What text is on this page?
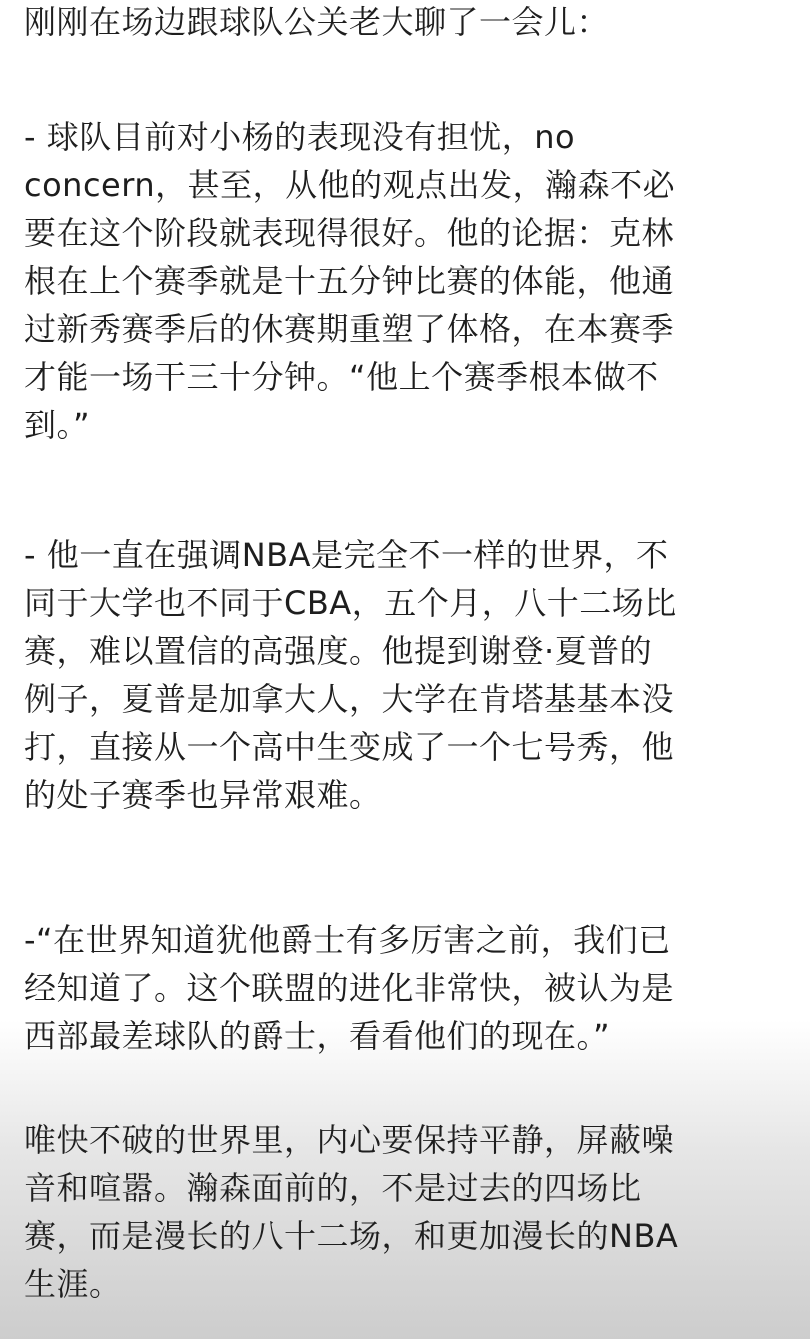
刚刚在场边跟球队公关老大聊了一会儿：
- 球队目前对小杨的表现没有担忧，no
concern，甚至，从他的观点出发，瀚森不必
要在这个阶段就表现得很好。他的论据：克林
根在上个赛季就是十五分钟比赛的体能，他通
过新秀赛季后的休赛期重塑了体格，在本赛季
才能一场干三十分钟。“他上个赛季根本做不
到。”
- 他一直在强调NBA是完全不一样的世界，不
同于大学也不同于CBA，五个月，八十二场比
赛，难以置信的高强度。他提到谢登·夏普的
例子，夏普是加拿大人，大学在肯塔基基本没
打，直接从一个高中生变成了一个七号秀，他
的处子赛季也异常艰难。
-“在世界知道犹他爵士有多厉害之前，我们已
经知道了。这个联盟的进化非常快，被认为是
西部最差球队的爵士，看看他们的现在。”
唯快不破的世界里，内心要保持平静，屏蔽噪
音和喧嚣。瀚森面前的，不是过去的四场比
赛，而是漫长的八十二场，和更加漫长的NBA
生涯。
+--
What the exercise asks - Write out every line above exactly as it is, leaving out the pictures.

In response -
What text is on this page?
刚刚在场边跟球队公关老大聊了一会儿：
- 球队目前对小杨的表现没有担忧，no
concern，甚至，从他的观点出发，瀚森不必
要在这个阶段就表现得很好。他的论据：克林
根在上个赛季就是十五分钟比赛的体能，他通
过新秀赛季后的休赛期重塑了体格，在本赛季
才能一场干三十分钟。“他上个赛季根本做不
到。”
- 他一直在强调NBA是完全不一样的世界，不
同于大学也不同于CBA，五个月，八十二场比
赛，难以置信的高强度。他提到谢登·夏普的
例子，夏普是加拿大人，大学在肯塔基基本没
打，直接从一个高中生变成了一个七号秀，他
的处子赛季也异常艰难。
-“在世界知道犹他爵士有多厉害之前，我们已
经知道了。这个联盟的进化非常快，被认为是
西部最差球队的爵士，看看他们的现在。”
唯快不破的世界里，内心要保持平静，屏蔽噪
音和喧嚣。瀚森面前的，不是过去的四场比
赛，而是漫长的八十二场，和更加漫长的NBA
生涯。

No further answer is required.